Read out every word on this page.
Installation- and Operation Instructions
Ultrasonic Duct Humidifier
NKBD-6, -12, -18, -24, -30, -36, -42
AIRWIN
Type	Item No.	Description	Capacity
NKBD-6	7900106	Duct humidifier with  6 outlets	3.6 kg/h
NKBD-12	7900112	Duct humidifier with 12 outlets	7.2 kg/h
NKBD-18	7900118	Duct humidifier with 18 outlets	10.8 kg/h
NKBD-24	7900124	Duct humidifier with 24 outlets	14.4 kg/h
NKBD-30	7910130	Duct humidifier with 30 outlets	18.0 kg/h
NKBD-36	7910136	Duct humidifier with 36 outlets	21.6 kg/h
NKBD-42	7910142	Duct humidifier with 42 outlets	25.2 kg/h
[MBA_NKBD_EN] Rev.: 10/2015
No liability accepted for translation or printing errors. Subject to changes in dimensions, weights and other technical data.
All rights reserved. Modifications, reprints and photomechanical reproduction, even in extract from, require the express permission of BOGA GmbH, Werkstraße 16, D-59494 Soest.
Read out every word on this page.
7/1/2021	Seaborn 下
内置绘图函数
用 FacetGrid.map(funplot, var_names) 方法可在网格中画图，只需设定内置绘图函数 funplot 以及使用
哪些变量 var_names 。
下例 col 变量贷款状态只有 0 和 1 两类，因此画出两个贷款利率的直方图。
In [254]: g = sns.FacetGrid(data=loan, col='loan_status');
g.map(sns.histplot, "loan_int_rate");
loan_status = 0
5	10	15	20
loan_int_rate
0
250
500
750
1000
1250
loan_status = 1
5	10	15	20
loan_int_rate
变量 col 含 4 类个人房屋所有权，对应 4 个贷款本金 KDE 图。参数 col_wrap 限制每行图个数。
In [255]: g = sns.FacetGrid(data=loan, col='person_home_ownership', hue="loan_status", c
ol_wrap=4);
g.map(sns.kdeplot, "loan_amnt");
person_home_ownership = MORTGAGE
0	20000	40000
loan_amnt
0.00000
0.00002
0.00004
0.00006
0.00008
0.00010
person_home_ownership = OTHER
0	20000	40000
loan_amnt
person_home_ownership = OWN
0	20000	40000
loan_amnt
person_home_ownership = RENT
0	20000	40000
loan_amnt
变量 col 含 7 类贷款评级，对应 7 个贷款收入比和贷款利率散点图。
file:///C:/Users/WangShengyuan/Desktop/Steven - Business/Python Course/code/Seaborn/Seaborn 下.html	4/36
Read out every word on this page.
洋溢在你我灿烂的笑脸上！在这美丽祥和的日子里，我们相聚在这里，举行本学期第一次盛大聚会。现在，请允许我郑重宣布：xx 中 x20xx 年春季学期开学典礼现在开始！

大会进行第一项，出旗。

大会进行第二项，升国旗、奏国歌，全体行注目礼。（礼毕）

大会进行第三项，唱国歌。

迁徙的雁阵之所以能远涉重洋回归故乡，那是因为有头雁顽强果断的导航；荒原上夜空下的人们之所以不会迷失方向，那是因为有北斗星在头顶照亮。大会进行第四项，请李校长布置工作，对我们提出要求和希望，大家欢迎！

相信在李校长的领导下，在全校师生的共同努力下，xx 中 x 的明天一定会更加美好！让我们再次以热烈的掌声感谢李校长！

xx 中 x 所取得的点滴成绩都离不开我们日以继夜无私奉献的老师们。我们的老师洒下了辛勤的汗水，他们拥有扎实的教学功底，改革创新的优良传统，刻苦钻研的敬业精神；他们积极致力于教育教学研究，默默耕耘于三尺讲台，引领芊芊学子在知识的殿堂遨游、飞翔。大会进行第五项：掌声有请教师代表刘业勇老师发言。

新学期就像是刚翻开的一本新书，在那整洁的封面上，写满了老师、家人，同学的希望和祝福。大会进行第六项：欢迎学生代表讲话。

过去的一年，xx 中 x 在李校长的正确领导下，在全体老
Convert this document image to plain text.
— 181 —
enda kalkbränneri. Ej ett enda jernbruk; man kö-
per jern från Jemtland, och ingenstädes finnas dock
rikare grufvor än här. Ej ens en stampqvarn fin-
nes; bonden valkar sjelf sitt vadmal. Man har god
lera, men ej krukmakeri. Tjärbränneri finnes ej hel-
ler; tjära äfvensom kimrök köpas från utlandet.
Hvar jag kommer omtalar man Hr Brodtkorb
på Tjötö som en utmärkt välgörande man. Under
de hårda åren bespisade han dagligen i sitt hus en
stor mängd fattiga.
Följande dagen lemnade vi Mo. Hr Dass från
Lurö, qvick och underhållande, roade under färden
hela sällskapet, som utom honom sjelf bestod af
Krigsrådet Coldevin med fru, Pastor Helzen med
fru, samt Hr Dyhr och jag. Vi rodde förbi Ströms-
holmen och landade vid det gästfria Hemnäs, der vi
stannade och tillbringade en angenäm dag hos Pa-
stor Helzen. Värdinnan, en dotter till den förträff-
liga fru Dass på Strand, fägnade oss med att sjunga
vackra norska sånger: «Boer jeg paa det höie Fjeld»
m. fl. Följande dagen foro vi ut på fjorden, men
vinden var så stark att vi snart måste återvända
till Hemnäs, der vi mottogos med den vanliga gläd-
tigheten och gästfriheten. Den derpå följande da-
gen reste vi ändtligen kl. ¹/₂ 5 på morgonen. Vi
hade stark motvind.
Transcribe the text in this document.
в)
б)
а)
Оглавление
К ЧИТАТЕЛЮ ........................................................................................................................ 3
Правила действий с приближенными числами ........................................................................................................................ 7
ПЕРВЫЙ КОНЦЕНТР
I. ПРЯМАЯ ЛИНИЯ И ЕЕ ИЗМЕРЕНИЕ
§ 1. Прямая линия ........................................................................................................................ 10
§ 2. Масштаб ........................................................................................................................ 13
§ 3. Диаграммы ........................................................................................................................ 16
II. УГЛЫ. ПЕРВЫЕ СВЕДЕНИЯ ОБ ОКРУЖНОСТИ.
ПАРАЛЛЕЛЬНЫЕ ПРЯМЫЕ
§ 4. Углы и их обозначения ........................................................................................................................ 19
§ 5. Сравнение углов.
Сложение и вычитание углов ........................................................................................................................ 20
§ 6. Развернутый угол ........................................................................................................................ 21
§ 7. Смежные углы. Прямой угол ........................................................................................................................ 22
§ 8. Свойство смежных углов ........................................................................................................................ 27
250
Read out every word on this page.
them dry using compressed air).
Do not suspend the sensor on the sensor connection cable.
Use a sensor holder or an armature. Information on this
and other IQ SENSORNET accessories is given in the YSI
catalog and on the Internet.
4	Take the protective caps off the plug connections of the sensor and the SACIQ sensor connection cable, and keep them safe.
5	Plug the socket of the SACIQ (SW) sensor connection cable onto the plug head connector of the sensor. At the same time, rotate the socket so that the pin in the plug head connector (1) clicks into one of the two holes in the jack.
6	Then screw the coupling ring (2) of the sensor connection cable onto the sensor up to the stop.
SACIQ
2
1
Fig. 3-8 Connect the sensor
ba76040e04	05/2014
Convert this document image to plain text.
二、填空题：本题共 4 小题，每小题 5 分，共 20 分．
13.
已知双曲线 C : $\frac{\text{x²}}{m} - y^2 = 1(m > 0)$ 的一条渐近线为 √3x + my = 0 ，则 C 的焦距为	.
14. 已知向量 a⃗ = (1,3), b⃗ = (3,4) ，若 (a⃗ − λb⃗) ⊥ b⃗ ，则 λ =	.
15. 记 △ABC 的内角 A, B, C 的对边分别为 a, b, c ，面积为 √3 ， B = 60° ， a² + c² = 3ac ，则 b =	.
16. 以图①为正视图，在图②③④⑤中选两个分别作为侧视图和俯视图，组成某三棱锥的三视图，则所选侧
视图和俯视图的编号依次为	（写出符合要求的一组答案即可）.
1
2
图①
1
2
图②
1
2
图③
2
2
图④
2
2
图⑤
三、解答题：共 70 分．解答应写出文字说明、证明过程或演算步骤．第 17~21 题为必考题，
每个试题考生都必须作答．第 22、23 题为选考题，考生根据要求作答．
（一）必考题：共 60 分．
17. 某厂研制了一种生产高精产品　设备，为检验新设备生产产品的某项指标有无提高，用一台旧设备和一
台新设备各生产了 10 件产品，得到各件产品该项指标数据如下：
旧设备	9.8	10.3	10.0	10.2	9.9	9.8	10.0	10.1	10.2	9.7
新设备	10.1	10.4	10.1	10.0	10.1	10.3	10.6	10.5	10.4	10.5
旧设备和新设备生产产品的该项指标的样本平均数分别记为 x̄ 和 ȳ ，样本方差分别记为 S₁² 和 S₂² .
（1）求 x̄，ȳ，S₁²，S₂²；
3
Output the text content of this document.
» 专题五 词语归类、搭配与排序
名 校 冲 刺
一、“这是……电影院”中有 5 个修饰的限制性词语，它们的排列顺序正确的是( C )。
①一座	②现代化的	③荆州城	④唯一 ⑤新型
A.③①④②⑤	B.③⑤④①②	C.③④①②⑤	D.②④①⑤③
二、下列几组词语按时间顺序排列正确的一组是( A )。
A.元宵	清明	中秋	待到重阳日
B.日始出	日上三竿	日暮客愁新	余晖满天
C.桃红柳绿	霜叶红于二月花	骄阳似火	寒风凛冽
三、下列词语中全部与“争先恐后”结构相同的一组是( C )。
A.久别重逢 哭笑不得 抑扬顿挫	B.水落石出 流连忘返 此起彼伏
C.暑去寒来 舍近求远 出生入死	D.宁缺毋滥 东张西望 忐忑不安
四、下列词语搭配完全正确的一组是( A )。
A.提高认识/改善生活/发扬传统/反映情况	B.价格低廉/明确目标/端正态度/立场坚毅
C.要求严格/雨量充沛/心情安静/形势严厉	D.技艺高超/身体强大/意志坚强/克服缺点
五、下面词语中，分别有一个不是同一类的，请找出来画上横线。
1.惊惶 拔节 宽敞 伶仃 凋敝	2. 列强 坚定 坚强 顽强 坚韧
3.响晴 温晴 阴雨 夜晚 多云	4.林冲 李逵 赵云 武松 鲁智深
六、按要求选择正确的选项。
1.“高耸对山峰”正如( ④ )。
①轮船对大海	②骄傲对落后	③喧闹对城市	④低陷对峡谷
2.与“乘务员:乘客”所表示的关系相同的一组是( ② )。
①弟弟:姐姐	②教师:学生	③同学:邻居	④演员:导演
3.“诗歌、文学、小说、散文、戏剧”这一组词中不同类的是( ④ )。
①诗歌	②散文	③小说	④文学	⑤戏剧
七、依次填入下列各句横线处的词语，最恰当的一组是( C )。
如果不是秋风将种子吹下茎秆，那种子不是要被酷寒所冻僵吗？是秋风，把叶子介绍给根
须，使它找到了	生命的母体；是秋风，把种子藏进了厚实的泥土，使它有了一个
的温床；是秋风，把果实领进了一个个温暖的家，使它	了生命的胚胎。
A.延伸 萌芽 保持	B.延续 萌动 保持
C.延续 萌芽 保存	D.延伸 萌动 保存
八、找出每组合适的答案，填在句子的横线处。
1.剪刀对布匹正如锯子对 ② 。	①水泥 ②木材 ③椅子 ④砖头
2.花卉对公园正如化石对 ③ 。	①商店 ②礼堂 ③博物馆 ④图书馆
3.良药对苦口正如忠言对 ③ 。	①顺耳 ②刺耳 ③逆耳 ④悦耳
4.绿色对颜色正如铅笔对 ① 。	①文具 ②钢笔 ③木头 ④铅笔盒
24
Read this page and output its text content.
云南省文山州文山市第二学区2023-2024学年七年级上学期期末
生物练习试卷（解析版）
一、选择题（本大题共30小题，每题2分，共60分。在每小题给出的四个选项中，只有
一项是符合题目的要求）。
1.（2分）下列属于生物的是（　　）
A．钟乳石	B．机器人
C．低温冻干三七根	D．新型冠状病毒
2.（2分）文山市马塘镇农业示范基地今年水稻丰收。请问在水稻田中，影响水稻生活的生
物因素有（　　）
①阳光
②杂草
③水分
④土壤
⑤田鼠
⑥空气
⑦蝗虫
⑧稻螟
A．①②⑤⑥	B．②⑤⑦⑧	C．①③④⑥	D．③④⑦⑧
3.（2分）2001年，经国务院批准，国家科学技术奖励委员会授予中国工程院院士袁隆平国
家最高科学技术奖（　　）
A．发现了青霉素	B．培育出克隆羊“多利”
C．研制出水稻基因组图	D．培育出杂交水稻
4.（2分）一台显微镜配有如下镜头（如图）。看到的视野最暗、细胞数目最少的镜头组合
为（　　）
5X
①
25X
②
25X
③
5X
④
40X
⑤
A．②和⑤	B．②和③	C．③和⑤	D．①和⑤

▶ **TASK PROMPT**: Tell how many lines of the records above hold the string "dagen". Give no other text.

▶ **EXERCISE RESULT**: 2